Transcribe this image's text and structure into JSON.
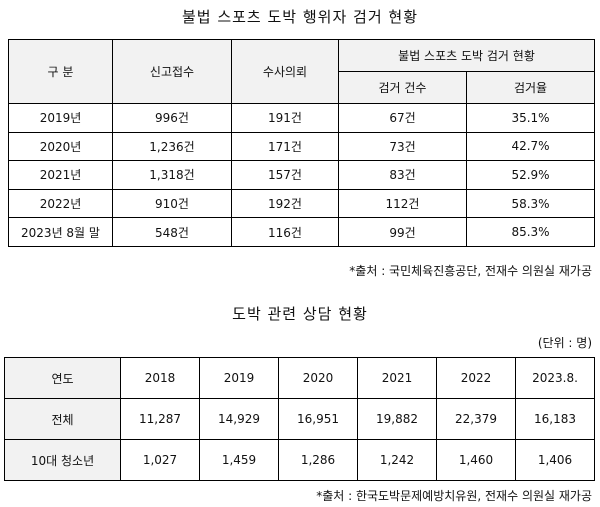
{
  "table1": {
    "title": "불법 스포츠 도박 행위자 검거 현황",
    "headers": {
      "category": "구 분",
      "reports": "신고접수",
      "investigation": "수사의뢰",
      "group": "불법 스포츠 도박 검거 현황",
      "arrests": "검거 건수",
      "rate": "검거율"
    },
    "rows": [
      {
        "year": "2019년",
        "reports": "996건",
        "investigation": "191건",
        "arrests": "67건",
        "rate": "35.1%"
      },
      {
        "year": "2020년",
        "reports": "1,236건",
        "investigation": "171건",
        "arrests": "73건",
        "rate": "42.7%"
      },
      {
        "year": "2021년",
        "reports": "1,318건",
        "investigation": "157건",
        "arrests": "83건",
        "rate": "52.9%"
      },
      {
        "year": "2022년",
        "reports": "910건",
        "investigation": "192건",
        "arrests": "112건",
        "rate": "58.3%"
      },
      {
        "year": "2023년 8월 말",
        "reports": "548건",
        "investigation": "116건",
        "arrests": "99건",
        "rate": "85.3%"
      }
    ],
    "source": "*출처 : 국민체육진흥공단, 전재수 의원실 재가공"
  },
  "table2": {
    "title": "도박 관련 상담 현황",
    "unit": "(단위 : 명)",
    "header_label": "연도",
    "years": [
      "2018",
      "2019",
      "2020",
      "2021",
      "2022",
      "2023.8."
    ],
    "rows": [
      {
        "label": "전체",
        "values": [
          "11,287",
          "14,929",
          "16,951",
          "19,882",
          "22,379",
          "16,183"
        ]
      },
      {
        "label": "10대 청소년",
        "values": [
          "1,027",
          "1,459",
          "1,286",
          "1,242",
          "1,460",
          "1,406"
        ]
      }
    ],
    "source": "*출처 : 한국도박문제예방치유원, 전재수 의원실 재가공"
  }
}
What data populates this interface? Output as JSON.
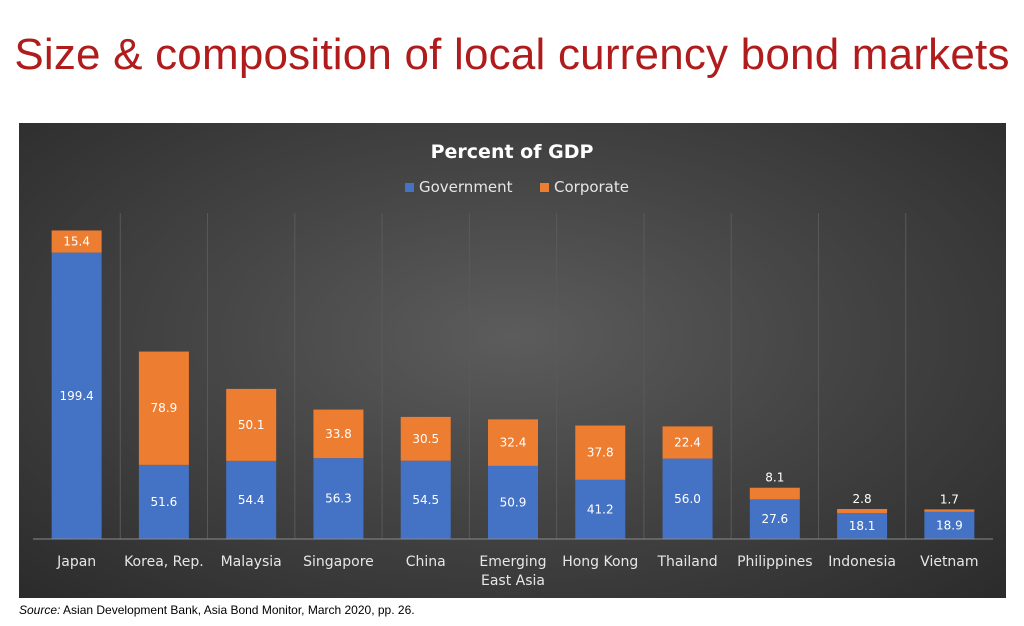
{
  "slide": {
    "title": "Size & composition of local currency bond markets",
    "source_label": "Source:",
    "source_text": " Asian Development Bank, Asia Bond Monitor, March 2020, pp. 26."
  },
  "colors": {
    "government": "#4472c4",
    "corporate": "#ed7d31",
    "panel_background": "#404040",
    "title_red": "#b01c1c"
  },
  "chart_data": {
    "type": "bar",
    "stacked": true,
    "title": "Percent of GDP",
    "xlabel": "",
    "ylabel": "",
    "ylim": [
      0,
      220
    ],
    "grid": "vertical",
    "legend": "top-center",
    "categories": [
      "Japan",
      "Korea, Rep.",
      "Malaysia",
      "Singapore",
      "China",
      "Emerging East Asia",
      "Hong Kong",
      "Thailand",
      "Philippines",
      "Indonesia",
      "Vietnam"
    ],
    "category_lines": [
      [
        "Japan"
      ],
      [
        "Korea, Rep."
      ],
      [
        "Malaysia"
      ],
      [
        "Singapore"
      ],
      [
        "China"
      ],
      [
        "Emerging",
        "East Asia"
      ],
      [
        "Hong Kong"
      ],
      [
        "Thailand"
      ],
      [
        "Philippines"
      ],
      [
        "Indonesia"
      ],
      [
        "Vietnam"
      ]
    ],
    "series": [
      {
        "name": "Government",
        "color": "#4472c4",
        "values": [
          199.4,
          51.6,
          54.4,
          56.3,
          54.5,
          50.9,
          41.2,
          56.0,
          27.6,
          18.1,
          18.9
        ]
      },
      {
        "name": "Corporate",
        "color": "#ed7d31",
        "values": [
          15.4,
          78.9,
          50.1,
          33.8,
          30.5,
          32.4,
          37.8,
          22.4,
          8.1,
          2.8,
          1.7
        ]
      }
    ]
  }
}
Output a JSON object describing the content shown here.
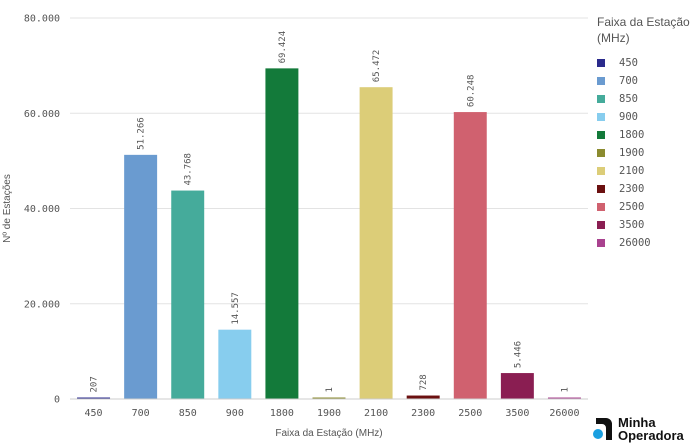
{
  "chart_data": {
    "type": "bar",
    "ylabel": "Nº de Estações",
    "xlabel": "Faixa da Estação (MHz)",
    "ylim": [
      0,
      80000
    ],
    "yticks": [
      {
        "value": 0,
        "label": "0"
      },
      {
        "value": 20000,
        "label": "20.000"
      },
      {
        "value": 40000,
        "label": "40.000"
      },
      {
        "value": 60000,
        "label": "60.000"
      },
      {
        "value": 80000,
        "label": "80.000"
      }
    ],
    "grid": "horizontal",
    "legend_position": "right",
    "legend_title": "Faixa da Estação (MHz)",
    "categories": [
      "450",
      "700",
      "850",
      "900",
      "1800",
      "1900",
      "2100",
      "2300",
      "2500",
      "3500",
      "26000"
    ],
    "values": [
      207,
      51266,
      43768,
      14557,
      69424,
      1,
      65472,
      728,
      60248,
      5446,
      1
    ],
    "value_labels": [
      "207",
      "51.266",
      "43.768",
      "14.557",
      "69.424",
      "1",
      "65.472",
      "728",
      "60.248",
      "5.446",
      "1"
    ],
    "colors": [
      "#2a2a8c",
      "#6a9bd0",
      "#45ab9b",
      "#87cdee",
      "#137a3a",
      "#8b8b2f",
      "#dccd78",
      "#6b1010",
      "#d0616f",
      "#8a1e52",
      "#a9428f"
    ]
  },
  "logo": {
    "line1": "Minha",
    "line2": "Operadora"
  }
}
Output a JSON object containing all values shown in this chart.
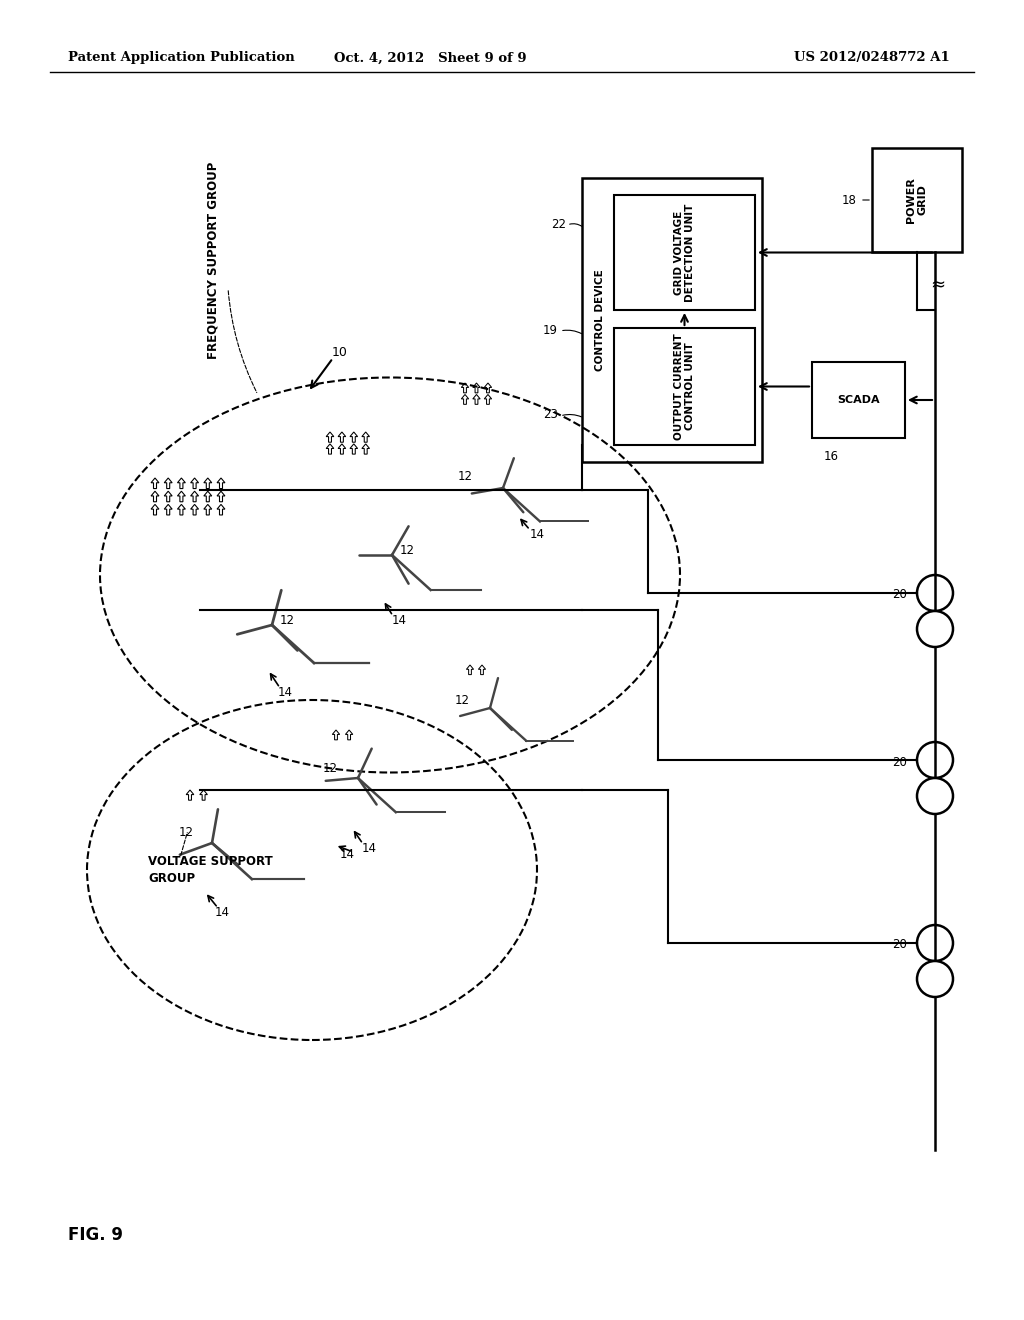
□ □ □ □ □
From the listing, tally every line with the word "Faixa" in it and give only the tally.

Output of the task:
2